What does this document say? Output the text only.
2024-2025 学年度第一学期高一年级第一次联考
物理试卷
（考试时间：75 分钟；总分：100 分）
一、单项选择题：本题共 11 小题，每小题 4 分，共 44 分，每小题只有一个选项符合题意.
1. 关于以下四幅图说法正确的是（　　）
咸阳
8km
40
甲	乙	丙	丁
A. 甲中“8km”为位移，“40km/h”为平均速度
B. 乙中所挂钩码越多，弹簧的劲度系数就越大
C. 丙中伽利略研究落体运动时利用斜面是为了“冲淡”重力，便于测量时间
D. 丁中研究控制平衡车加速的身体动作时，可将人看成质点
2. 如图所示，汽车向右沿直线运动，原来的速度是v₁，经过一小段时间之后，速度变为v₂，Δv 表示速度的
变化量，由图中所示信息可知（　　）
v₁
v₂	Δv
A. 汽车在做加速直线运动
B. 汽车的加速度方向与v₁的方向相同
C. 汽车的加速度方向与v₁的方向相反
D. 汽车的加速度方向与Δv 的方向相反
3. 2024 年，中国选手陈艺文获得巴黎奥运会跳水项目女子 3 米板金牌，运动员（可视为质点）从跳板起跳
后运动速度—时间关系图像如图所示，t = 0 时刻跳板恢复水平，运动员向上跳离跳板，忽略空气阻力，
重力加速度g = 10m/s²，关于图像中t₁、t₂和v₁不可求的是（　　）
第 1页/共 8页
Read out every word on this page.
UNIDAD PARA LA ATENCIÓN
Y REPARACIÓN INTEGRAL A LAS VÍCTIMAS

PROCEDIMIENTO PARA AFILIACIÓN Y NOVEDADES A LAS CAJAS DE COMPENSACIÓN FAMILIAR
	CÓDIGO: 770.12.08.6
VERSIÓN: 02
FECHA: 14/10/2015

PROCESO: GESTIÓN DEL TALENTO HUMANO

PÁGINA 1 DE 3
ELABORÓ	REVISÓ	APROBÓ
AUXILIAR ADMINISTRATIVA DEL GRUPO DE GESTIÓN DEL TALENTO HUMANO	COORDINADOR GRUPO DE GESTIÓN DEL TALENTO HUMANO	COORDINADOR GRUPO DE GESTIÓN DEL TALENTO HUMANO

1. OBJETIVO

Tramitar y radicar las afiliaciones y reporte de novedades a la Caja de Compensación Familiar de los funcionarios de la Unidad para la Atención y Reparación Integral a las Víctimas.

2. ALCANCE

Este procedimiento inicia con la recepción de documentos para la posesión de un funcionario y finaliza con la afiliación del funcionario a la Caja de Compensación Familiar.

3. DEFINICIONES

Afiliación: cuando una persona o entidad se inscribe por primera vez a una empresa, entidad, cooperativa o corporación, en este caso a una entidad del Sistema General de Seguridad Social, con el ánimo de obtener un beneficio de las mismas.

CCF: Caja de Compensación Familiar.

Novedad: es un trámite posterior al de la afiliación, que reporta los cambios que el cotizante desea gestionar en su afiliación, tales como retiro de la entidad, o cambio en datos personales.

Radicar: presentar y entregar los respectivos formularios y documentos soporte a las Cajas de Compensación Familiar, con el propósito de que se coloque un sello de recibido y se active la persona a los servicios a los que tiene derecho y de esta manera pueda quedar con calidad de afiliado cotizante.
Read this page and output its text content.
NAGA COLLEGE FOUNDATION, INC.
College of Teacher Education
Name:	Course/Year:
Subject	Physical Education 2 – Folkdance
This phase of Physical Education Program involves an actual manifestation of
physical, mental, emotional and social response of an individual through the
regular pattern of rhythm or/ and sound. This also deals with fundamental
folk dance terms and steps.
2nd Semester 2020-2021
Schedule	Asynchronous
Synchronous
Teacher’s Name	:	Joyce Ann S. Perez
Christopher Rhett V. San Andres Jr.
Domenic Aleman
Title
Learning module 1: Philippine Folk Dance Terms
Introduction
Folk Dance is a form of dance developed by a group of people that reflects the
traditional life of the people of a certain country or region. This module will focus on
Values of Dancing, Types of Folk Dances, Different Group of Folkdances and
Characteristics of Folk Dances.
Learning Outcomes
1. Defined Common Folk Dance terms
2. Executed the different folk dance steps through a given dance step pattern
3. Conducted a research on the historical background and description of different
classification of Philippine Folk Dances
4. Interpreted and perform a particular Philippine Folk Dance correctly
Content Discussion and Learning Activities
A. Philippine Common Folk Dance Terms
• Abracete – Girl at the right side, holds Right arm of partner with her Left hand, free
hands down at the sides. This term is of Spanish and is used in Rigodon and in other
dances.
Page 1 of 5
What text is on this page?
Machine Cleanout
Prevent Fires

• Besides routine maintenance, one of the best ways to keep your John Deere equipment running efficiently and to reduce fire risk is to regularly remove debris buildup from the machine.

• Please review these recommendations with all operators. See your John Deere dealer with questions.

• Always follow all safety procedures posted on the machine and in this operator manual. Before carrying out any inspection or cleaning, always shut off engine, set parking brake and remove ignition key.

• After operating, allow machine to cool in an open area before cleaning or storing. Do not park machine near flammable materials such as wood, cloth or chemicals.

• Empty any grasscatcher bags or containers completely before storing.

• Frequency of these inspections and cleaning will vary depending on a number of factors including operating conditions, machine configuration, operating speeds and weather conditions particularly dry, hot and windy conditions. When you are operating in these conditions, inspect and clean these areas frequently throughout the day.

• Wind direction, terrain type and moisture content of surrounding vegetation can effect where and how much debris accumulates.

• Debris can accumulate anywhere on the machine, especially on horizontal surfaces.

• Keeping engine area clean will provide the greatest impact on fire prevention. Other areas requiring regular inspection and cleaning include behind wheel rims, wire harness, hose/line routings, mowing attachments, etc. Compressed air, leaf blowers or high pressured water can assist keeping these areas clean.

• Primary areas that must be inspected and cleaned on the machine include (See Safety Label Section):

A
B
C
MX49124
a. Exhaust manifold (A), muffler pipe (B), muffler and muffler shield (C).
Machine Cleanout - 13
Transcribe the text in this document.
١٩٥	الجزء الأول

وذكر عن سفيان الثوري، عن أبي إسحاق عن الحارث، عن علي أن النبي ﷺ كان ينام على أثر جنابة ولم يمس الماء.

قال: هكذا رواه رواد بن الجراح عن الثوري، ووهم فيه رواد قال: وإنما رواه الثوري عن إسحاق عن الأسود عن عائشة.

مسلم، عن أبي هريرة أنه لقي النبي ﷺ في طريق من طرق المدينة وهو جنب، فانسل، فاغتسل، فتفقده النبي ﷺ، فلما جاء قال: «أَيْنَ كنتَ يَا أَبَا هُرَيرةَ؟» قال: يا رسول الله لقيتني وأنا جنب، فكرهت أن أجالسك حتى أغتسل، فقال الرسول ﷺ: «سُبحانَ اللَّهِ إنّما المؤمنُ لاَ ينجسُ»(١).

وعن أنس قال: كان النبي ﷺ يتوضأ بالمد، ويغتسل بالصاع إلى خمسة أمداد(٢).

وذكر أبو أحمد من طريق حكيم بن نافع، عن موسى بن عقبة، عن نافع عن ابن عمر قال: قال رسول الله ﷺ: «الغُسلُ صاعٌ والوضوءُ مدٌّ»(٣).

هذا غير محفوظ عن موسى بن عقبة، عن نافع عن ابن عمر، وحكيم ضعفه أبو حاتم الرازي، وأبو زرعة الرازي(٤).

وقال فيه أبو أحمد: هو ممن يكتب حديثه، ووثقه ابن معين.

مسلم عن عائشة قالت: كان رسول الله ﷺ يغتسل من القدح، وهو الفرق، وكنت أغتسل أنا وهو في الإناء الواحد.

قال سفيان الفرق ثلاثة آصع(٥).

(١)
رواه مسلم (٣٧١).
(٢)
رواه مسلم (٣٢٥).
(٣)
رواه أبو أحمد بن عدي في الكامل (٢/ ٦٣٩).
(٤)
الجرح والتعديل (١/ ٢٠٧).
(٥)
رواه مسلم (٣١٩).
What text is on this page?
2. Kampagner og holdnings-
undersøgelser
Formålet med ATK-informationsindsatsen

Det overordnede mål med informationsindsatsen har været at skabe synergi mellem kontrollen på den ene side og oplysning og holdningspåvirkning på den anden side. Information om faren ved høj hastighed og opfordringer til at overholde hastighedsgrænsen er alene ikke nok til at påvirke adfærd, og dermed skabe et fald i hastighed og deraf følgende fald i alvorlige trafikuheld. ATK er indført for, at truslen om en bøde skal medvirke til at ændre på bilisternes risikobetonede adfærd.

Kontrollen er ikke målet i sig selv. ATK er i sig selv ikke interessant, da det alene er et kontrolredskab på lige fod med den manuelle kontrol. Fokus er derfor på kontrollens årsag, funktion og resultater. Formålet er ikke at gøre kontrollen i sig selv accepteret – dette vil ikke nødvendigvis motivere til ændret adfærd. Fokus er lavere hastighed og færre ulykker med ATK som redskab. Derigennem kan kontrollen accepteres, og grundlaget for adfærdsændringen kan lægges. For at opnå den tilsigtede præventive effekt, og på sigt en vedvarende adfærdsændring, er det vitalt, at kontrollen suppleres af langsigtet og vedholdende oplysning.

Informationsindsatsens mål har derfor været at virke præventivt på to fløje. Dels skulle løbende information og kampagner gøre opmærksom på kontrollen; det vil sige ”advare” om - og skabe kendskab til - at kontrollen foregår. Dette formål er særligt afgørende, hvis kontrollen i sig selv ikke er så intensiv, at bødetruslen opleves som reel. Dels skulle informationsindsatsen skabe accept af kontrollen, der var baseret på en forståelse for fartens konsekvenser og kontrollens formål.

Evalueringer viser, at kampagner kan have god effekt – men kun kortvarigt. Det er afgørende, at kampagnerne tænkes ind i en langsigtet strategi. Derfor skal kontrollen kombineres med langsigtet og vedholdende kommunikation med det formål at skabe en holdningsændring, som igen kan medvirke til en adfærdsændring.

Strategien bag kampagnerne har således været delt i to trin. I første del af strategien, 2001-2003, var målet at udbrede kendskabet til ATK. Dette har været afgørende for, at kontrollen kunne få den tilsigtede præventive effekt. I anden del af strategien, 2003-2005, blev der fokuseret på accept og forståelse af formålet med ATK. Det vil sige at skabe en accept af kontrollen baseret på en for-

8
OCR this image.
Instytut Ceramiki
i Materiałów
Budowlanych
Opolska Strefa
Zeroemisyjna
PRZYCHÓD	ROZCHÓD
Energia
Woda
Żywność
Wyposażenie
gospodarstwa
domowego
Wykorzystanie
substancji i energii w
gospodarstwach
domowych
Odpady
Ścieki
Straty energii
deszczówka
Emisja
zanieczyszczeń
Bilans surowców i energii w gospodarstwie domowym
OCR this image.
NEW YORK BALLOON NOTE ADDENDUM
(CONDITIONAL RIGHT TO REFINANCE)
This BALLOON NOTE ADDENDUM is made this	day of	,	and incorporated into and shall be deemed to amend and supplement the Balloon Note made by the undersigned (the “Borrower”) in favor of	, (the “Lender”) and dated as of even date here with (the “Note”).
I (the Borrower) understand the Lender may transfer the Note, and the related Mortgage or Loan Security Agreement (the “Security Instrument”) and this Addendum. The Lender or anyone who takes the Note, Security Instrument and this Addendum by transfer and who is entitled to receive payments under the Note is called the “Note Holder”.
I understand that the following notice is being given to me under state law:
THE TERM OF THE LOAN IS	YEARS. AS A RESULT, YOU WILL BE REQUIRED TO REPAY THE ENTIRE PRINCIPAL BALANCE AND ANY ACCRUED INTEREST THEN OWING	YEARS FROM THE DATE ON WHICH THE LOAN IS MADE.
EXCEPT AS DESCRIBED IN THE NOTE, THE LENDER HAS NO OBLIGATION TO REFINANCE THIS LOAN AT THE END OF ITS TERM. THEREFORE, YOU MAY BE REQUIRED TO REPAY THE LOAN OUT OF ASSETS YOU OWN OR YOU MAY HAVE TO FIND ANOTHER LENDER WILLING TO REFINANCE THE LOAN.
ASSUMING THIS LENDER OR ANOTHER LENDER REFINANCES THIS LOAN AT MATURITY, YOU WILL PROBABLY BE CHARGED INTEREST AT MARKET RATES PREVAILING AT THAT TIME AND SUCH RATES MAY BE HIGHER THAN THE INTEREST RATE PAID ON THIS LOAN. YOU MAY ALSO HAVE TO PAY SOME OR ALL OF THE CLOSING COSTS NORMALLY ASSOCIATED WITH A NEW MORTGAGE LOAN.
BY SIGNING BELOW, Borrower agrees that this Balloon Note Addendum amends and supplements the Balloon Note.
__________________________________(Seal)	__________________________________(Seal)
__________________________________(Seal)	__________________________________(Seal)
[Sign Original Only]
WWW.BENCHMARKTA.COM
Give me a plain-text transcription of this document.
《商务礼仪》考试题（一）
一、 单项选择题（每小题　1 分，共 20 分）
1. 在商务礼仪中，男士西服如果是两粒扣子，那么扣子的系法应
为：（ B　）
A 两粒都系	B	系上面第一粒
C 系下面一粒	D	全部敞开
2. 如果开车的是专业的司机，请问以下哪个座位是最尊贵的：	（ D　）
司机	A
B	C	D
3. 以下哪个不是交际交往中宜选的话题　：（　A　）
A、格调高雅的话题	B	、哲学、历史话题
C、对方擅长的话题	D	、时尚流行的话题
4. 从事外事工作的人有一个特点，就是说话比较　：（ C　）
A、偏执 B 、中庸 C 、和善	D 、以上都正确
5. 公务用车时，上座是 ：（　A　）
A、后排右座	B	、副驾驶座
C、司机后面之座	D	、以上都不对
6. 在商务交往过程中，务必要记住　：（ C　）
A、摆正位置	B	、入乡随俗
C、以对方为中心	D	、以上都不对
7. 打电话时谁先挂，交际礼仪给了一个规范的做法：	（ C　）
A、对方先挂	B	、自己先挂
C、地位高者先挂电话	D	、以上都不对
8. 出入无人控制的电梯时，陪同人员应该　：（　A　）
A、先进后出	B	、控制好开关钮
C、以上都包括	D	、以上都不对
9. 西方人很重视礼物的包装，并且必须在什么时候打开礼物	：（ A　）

Problem description:
Track down every line holding the string "remove" and copy it.

Output:
• Besides routine maintenance, one of the best ways to keep your John Deere equipment running efficiently and to reduce fire risk is to regularly remove debris buildup from the machine.
• Always follow all safety procedures posted on the machine and in this operator manual. Before carrying out any inspection or cleaning, always shut off engine, set parking brake and remove ignition key.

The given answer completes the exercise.